*** Entries shown ***

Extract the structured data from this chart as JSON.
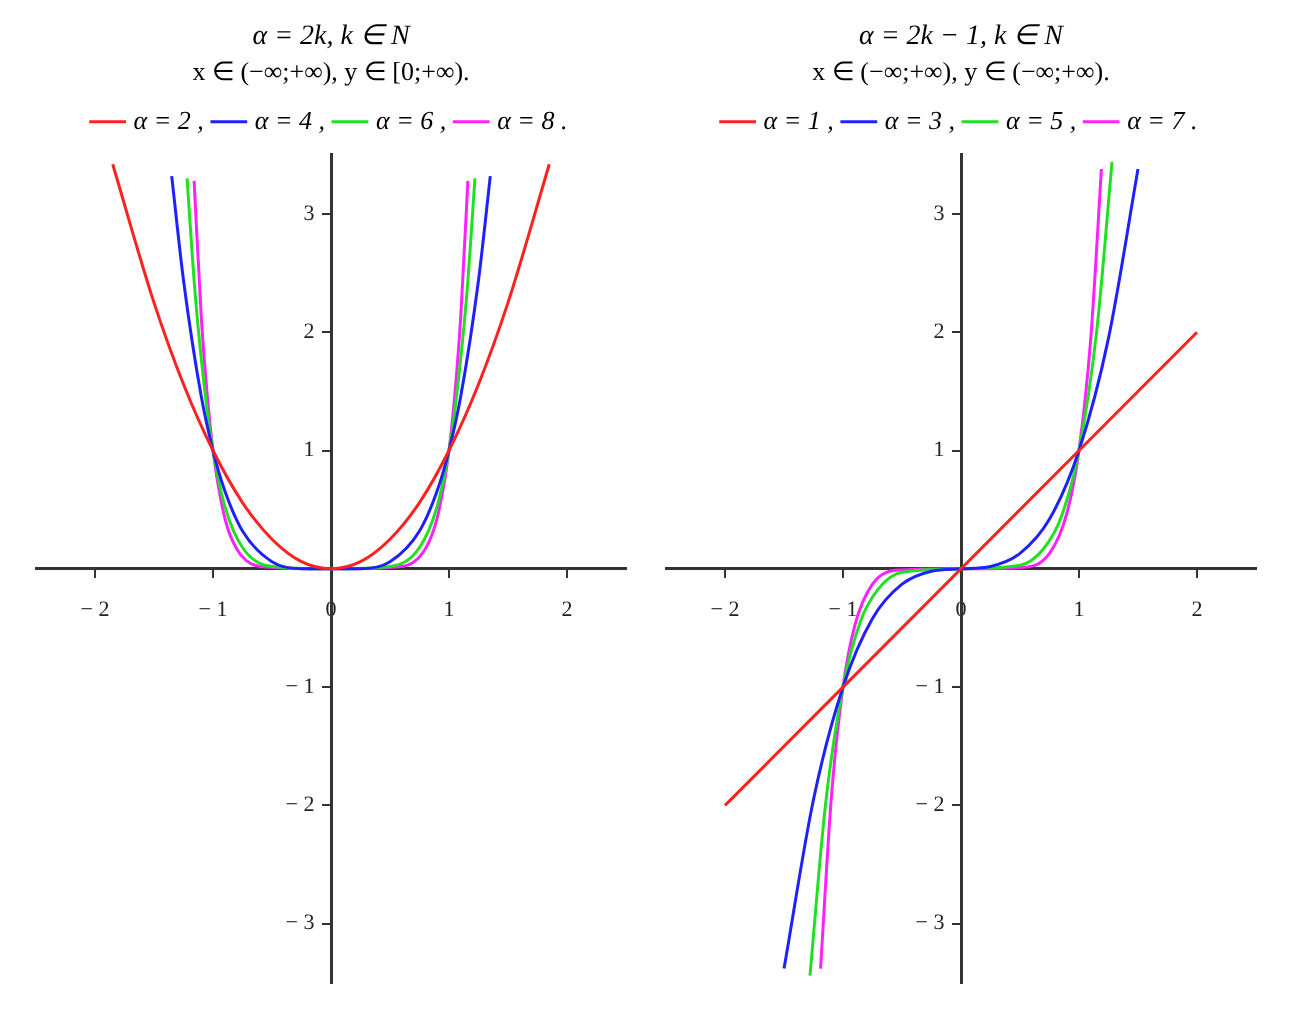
{
  "chart_data": [
    {
      "type": "line",
      "title": "α = 2k, k ∈ N",
      "subtitle": "x ∈ (−∞;+∞), y ∈ [0;+∞).",
      "legend": "top",
      "grid": false,
      "marker": "none",
      "xlim": [
        -2.5,
        2.5
      ],
      "ylim": [
        -3.5,
        3.5
      ],
      "xticks": [
        -2,
        -1,
        0,
        1,
        2
      ],
      "yticks": [
        -3,
        -2,
        -1,
        1,
        2,
        3
      ],
      "series": [
        {
          "name": "α = 2 ,",
          "color": "#ff2020",
          "x": [
            -1.85,
            -1.5,
            -1.25,
            -1,
            -0.75,
            -0.5,
            -0.25,
            0,
            0.25,
            0.5,
            0.75,
            1,
            1.25,
            1.5,
            1.85
          ],
          "values": [
            3.42,
            2.25,
            1.56,
            1,
            0.56,
            0.25,
            0.06,
            0,
            0.06,
            0.25,
            0.56,
            1,
            1.56,
            2.25,
            3.42
          ]
        },
        {
          "name": "α = 4 ,",
          "color": "#2020ff",
          "x": [
            -1.35,
            -1.25,
            -1.1,
            -1,
            -0.9,
            -0.75,
            -0.5,
            -0.25,
            0,
            0.25,
            0.5,
            0.75,
            0.9,
            1,
            1.1,
            1.25,
            1.35
          ],
          "values": [
            3.32,
            2.44,
            1.46,
            1,
            0.66,
            0.32,
            0.06,
            0,
            0,
            0,
            0.06,
            0.32,
            0.66,
            1,
            1.46,
            2.44,
            3.32
          ]
        },
        {
          "name": "α = 6 ,",
          "color": "#20e020",
          "x": [
            -1.22,
            -1.15,
            -1.05,
            -1,
            -0.9,
            -0.75,
            -0.5,
            0,
            0.5,
            0.75,
            0.9,
            1,
            1.05,
            1.15,
            1.22
          ],
          "values": [
            3.3,
            2.31,
            1.34,
            1,
            0.53,
            0.18,
            0.02,
            0,
            0.02,
            0.18,
            0.53,
            1,
            1.34,
            2.31,
            3.3
          ]
        },
        {
          "name": "α = 8 .",
          "color": "#ff20ff",
          "x": [
            -1.16,
            -1.1,
            -1.05,
            -1,
            -0.9,
            -0.8,
            -0.6,
            0,
            0.6,
            0.8,
            0.9,
            1,
            1.05,
            1.1,
            1.16
          ],
          "values": [
            3.28,
            2.14,
            1.48,
            1,
            0.43,
            0.17,
            0.02,
            0,
            0.02,
            0.17,
            0.43,
            1,
            1.48,
            2.14,
            3.28
          ]
        }
      ]
    },
    {
      "type": "line",
      "title": "α = 2k − 1, k ∈ N",
      "subtitle": "x ∈ (−∞;+∞), y ∈ (−∞;+∞).",
      "legend": "top",
      "grid": false,
      "marker": "none",
      "xlim": [
        -2.5,
        2.5
      ],
      "ylim": [
        -3.5,
        3.5
      ],
      "xticks": [
        -2,
        -1,
        0,
        1,
        2
      ],
      "yticks": [
        -3,
        -2,
        -1,
        1,
        2,
        3
      ],
      "series": [
        {
          "name": "α = 1 ,",
          "color": "#ff2020",
          "x": [
            -2,
            0,
            2
          ],
          "values": [
            -2,
            0,
            2
          ]
        },
        {
          "name": "α = 3 ,",
          "color": "#2020ff",
          "x": [
            -1.5,
            -1.25,
            -1,
            -0.75,
            -0.5,
            -0.25,
            0,
            0.25,
            0.5,
            0.75,
            1,
            1.25,
            1.5
          ],
          "values": [
            -3.38,
            -1.95,
            -1,
            -0.42,
            -0.13,
            -0.02,
            0,
            0.02,
            0.13,
            0.42,
            1,
            1.95,
            3.38
          ]
        },
        {
          "name": "α = 5 ,",
          "color": "#20e020",
          "x": [
            -1.28,
            -1.15,
            -1,
            -0.85,
            -0.7,
            -0.5,
            0,
            0.5,
            0.7,
            0.85,
            1,
            1.15,
            1.28
          ],
          "values": [
            -3.44,
            -2.01,
            -1,
            -0.44,
            -0.17,
            -0.03,
            0,
            0.03,
            0.17,
            0.44,
            1,
            2.01,
            3.44
          ]
        },
        {
          "name": "α = 7 .",
          "color": "#ff20ff",
          "x": [
            -1.19,
            -1.1,
            -1,
            -0.9,
            -0.75,
            -0.5,
            0,
            0.5,
            0.75,
            0.9,
            1,
            1.1,
            1.19
          ],
          "values": [
            -3.38,
            -1.95,
            -1,
            -0.48,
            -0.13,
            -0.01,
            0,
            0.01,
            0.13,
            0.48,
            1,
            1.95,
            3.38
          ]
        }
      ]
    }
  ]
}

***

* Work required *
All entries must be written out again exactly as given, with no pictures in the copy.

* Exercise response *
Extract the structured data from this chart as JSON.
{
  "chart_data": [
    {
      "type": "line",
      "title": "α = 2k, k ∈ N",
      "subtitle": "x ∈ (−∞;+∞), y ∈ [0;+∞).",
      "legend": "top",
      "grid": false,
      "marker": "none",
      "xlim": [
        -2.5,
        2.5
      ],
      "ylim": [
        -3.5,
        3.5
      ],
      "xticks": [
        -2,
        -1,
        0,
        1,
        2
      ],
      "yticks": [
        -3,
        -2,
        -1,
        1,
        2,
        3
      ],
      "series": [
        {
          "name": "α = 2 ,",
          "color": "#ff2020",
          "x": [
            -1.85,
            -1.5,
            -1.25,
            -1,
            -0.75,
            -0.5,
            -0.25,
            0,
            0.25,
            0.5,
            0.75,
            1,
            1.25,
            1.5,
            1.85
          ],
          "values": [
            3.42,
            2.25,
            1.56,
            1,
            0.56,
            0.25,
            0.06,
            0,
            0.06,
            0.25,
            0.56,
            1,
            1.56,
            2.25,
            3.42
          ]
        },
        {
          "name": "α = 4 ,",
          "color": "#2020ff",
          "x": [
            -1.35,
            -1.25,
            -1.1,
            -1,
            -0.9,
            -0.75,
            -0.5,
            -0.25,
            0,
            0.25,
            0.5,
            0.75,
            0.9,
            1,
            1.1,
            1.25,
            1.35
          ],
          "values": [
            3.32,
            2.44,
            1.46,
            1,
            0.66,
            0.32,
            0.06,
            0,
            0,
            0,
            0.06,
            0.32,
            0.66,
            1,
            1.46,
            2.44,
            3.32
          ]
        },
        {
          "name": "α = 6 ,",
          "color": "#20e020",
          "x": [
            -1.22,
            -1.15,
            -1.05,
            -1,
            -0.9,
            -0.75,
            -0.5,
            0,
            0.5,
            0.75,
            0.9,
            1,
            1.05,
            1.15,
            1.22
          ],
          "values": [
            3.3,
            2.31,
            1.34,
            1,
            0.53,
            0.18,
            0.02,
            0,
            0.02,
            0.18,
            0.53,
            1,
            1.34,
            2.31,
            3.3
          ]
        },
        {
          "name": "α = 8 .",
          "color": "#ff20ff",
          "x": [
            -1.16,
            -1.1,
            -1.05,
            -1,
            -0.9,
            -0.8,
            -0.6,
            0,
            0.6,
            0.8,
            0.9,
            1,
            1.05,
            1.1,
            1.16
          ],
          "values": [
            3.28,
            2.14,
            1.48,
            1,
            0.43,
            0.17,
            0.02,
            0,
            0.02,
            0.17,
            0.43,
            1,
            1.48,
            2.14,
            3.28
          ]
        }
      ]
    },
    {
      "type": "line",
      "title": "α = 2k − 1, k ∈ N",
      "subtitle": "x ∈ (−∞;+∞), y ∈ (−∞;+∞).",
      "legend": "top",
      "grid": false,
      "marker": "none",
      "xlim": [
        -2.5,
        2.5
      ],
      "ylim": [
        -3.5,
        3.5
      ],
      "xticks": [
        -2,
        -1,
        0,
        1,
        2
      ],
      "yticks": [
        -3,
        -2,
        -1,
        1,
        2,
        3
      ],
      "series": [
        {
          "name": "α = 1 ,",
          "color": "#ff2020",
          "x": [
            -2,
            0,
            2
          ],
          "values": [
            -2,
            0,
            2
          ]
        },
        {
          "name": "α = 3 ,",
          "color": "#2020ff",
          "x": [
            -1.5,
            -1.25,
            -1,
            -0.75,
            -0.5,
            -0.25,
            0,
            0.25,
            0.5,
            0.75,
            1,
            1.25,
            1.5
          ],
          "values": [
            -3.38,
            -1.95,
            -1,
            -0.42,
            -0.13,
            -0.02,
            0,
            0.02,
            0.13,
            0.42,
            1,
            1.95,
            3.38
          ]
        },
        {
          "name": "α = 5 ,",
          "color": "#20e020",
          "x": [
            -1.28,
            -1.15,
            -1,
            -0.85,
            -0.7,
            -0.5,
            0,
            0.5,
            0.7,
            0.85,
            1,
            1.15,
            1.28
          ],
          "values": [
            -3.44,
            -2.01,
            -1,
            -0.44,
            -0.17,
            -0.03,
            0,
            0.03,
            0.17,
            0.44,
            1,
            2.01,
            3.44
          ]
        },
        {
          "name": "α = 7 .",
          "color": "#ff20ff",
          "x": [
            -1.19,
            -1.1,
            -1,
            -0.9,
            -0.75,
            -0.5,
            0,
            0.5,
            0.75,
            0.9,
            1,
            1.1,
            1.19
          ],
          "values": [
            -3.38,
            -1.95,
            -1,
            -0.48,
            -0.13,
            -0.01,
            0,
            0.01,
            0.13,
            0.48,
            1,
            1.95,
            3.38
          ]
        }
      ]
    }
  ]
}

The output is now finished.